- _Short exercise_
Write out each line in which the string "Counties" is present.

━━━━━━

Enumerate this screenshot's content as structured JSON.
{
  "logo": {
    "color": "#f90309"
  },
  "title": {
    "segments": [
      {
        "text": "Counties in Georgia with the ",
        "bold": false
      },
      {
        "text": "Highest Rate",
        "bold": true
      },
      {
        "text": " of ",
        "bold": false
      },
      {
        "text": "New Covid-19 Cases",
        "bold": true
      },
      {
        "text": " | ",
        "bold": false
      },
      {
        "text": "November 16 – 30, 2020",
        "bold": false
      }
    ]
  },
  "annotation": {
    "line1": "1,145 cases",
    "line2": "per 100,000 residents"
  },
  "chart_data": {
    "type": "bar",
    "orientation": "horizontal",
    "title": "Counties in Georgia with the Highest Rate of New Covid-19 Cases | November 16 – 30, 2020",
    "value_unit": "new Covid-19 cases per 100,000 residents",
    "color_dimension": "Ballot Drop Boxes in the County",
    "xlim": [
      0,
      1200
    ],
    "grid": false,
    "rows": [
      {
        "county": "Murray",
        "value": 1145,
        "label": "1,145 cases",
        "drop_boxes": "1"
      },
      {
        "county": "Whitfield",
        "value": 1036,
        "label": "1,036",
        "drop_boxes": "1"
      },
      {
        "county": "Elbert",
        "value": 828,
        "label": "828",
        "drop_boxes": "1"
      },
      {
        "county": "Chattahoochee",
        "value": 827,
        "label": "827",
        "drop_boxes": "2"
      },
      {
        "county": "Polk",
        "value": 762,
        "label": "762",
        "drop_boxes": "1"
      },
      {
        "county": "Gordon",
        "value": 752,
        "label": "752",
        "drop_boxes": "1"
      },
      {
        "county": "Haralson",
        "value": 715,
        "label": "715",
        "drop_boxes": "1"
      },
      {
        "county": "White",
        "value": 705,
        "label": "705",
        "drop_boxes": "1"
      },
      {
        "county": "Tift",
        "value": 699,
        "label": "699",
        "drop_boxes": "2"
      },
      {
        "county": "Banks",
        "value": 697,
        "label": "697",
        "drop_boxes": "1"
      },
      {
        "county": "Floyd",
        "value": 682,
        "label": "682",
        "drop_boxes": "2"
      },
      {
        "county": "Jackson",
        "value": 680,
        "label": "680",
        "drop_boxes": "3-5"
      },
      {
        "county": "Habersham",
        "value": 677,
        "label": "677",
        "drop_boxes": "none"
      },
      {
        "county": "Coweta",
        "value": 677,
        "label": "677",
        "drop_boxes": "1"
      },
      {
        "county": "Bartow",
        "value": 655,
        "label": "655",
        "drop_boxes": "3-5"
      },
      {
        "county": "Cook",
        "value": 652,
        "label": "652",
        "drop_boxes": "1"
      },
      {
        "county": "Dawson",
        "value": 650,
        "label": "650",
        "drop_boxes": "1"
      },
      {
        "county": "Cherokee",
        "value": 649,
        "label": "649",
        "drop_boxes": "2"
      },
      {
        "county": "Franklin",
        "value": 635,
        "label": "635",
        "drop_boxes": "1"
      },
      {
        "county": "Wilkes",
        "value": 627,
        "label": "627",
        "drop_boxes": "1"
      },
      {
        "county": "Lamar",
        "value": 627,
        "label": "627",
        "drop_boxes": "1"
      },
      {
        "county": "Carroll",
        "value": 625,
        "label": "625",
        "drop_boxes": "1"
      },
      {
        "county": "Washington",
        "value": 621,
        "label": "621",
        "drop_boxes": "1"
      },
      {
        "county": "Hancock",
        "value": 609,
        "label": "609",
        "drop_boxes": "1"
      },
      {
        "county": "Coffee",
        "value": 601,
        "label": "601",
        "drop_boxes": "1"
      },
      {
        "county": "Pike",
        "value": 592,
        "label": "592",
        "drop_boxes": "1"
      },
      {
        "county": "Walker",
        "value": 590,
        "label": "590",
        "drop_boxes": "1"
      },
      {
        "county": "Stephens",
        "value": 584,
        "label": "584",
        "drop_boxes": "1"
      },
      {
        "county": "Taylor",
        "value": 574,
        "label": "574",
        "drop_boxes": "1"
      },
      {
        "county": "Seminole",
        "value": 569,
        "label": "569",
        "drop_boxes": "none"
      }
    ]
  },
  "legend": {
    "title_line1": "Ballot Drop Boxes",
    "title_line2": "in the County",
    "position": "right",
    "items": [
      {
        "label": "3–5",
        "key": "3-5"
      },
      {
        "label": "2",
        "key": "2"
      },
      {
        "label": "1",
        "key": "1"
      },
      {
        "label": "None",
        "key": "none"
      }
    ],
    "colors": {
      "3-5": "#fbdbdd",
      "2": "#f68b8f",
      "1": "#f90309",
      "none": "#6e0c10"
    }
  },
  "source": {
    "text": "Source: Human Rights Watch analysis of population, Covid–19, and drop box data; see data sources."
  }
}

━━━━━━

- _Answer for this exercise_
        "text": "Counties in Georgia with the ",
    "title": "Counties in Georgia with the Highest Rate of New Covid-19 Cases | November 16 – 30, 2020",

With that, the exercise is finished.